[Records from a collection]
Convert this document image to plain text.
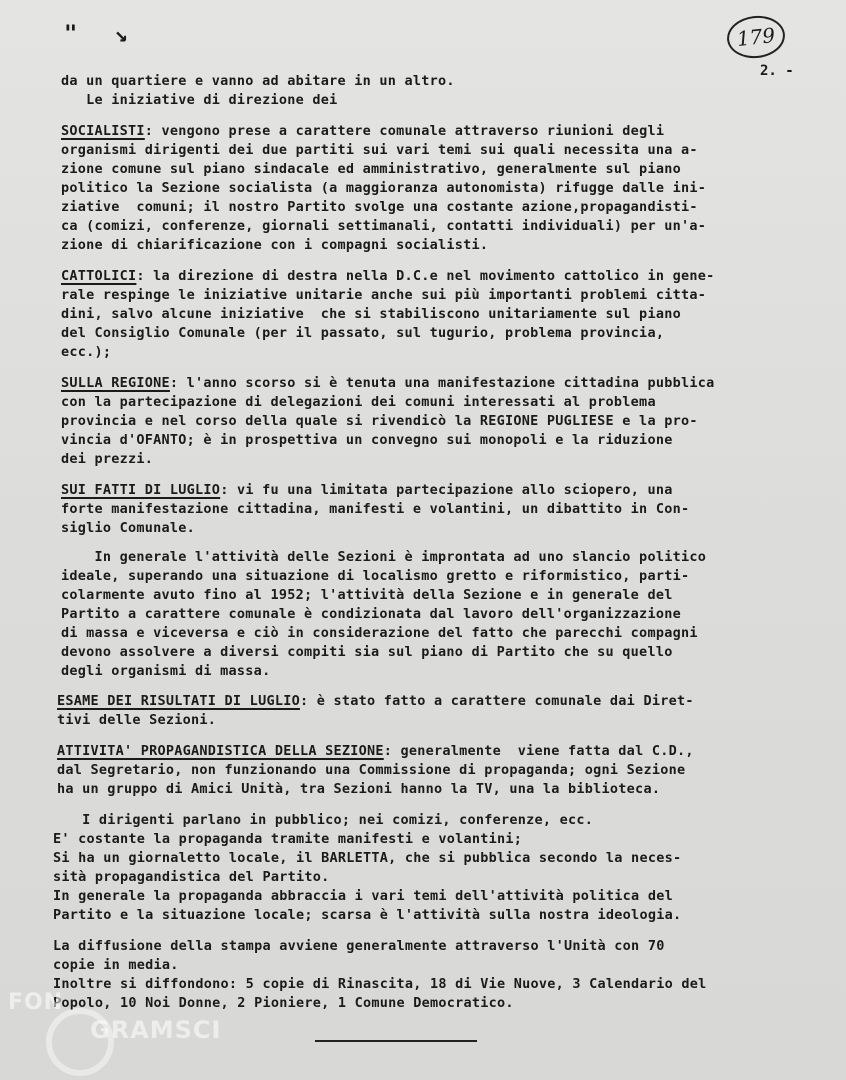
" ↘	179
2. -
da un quartiere e vanno ad abitare in un altro.
Le iniziative di direzione dei
SOCIALISTI: vengono prese a carattere comunale attraverso riunioni degli
organismi dirigenti dei due partiti sui vari temi sui quali necessita una a-
zione comune sul piano sindacale ed amministrativo, generalmente sul piano
politico la Sezione socialista (a maggioranza autonomista) rifugge dalle ini-
ziative  comuni; il nostro Partito svolge una costante azione,propagandisti-
ca (comizi, conferenze, giornali settimanali, contatti individuali) per un'a-
zione di chiarificazione con i compagni socialisti.
CATTOLICI: la direzione di destra nella D.C.e nel movimento cattolico in gene-
rale respinge le iniziative unitarie anche sui più importanti problemi citta-
dini, salvo alcune iniziative  che si stabiliscono unitariamente sul piano
del Consiglio Comunale (per il passato, sul tugurio, problema provincia,
ecc.);
SULLA REGIONE: l'anno scorso si è tenuta una manifestazione cittadina pubblica
con la partecipazione di delegazioni dei comuni interessati al problema
provincia e nel corso della quale si rivendicò la REGIONE PUGLIESE e la pro-
vincia d'OFANTO; è in prospettiva un convegno sui monopoli e la riduzione
dei prezzi.
SUI FATTI DI LUGLIO: vi fu una limitata partecipazione allo sciopero, una
forte manifestazione cittadina, manifesti e volantini, un dibattito in Con-
siglio Comunale.
In generale l'attività delle Sezioni è improntata ad uno slancio politico
ideale, superando una situazione di localismo gretto e riformistico, parti-
colarmente avuto fino al 1952; l'attività della Sezione e in generale del
Partito a carattere comunale è condizionata dal lavoro dell'organizzazione
di massa e viceversa e ciò in considerazione del fatto che parecchi compagni
devono assolvere a diversi compiti sia sul piano di Partito che su quello
degli organismi di massa.
ESAME DEI RISULTATI DI LUGLIO: è stato fatto a carattere comunale dai Diret-
tivi delle Sezioni.
ATTIVITA' PROPAGANDISTICA DELLA SEZIONE: generalmente  viene fatta dal C.D.,
dal Segretario, non funzionando una Commissione di propaganda; ogni Sezione
ha un gruppo di Amici Unità, tra Sezioni hanno la TV, una la biblioteca.
I dirigenti parlano in pubblico; nei comizi, conferenze, ecc.
E' costante la propaganda tramite manifesti e volantini;
Si ha un giornaletto locale, il BARLETTA, che si pubblica secondo la neces-
sità propagandistica del Partito.
In generale la propaganda abbraccia i vari temi dell'attività politica del
Partito e la situazione locale; scarsa è l'attività sulla nostra ideologia.
La diffusione della stampa avviene generalmente attraverso l'Unità con 70
copie in media.
Inoltre si diffondono: 5 copie di Rinascita, 18 di Vie Nuove, 3 Calendario del
Popolo, 10 Noi Donne, 2 Pioniere, 1 Comune Democratico.
FON
GRAMSCI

> What is asked
Go through the data above and find the lines with the word "Partito". Copy each of those lines.

> The solution
ziative  comuni; il nostro Partito svolge una costante azione,propagandisti-
Partito a carattere comunale è condizionata dal lavoro dell'organizzazione
devono assolvere a diversi compiti sia sul piano di Partito che su quello
sità propagandistica del Partito.
Partito e la situazione locale; scarsa è l'attività sulla nostra ideologia.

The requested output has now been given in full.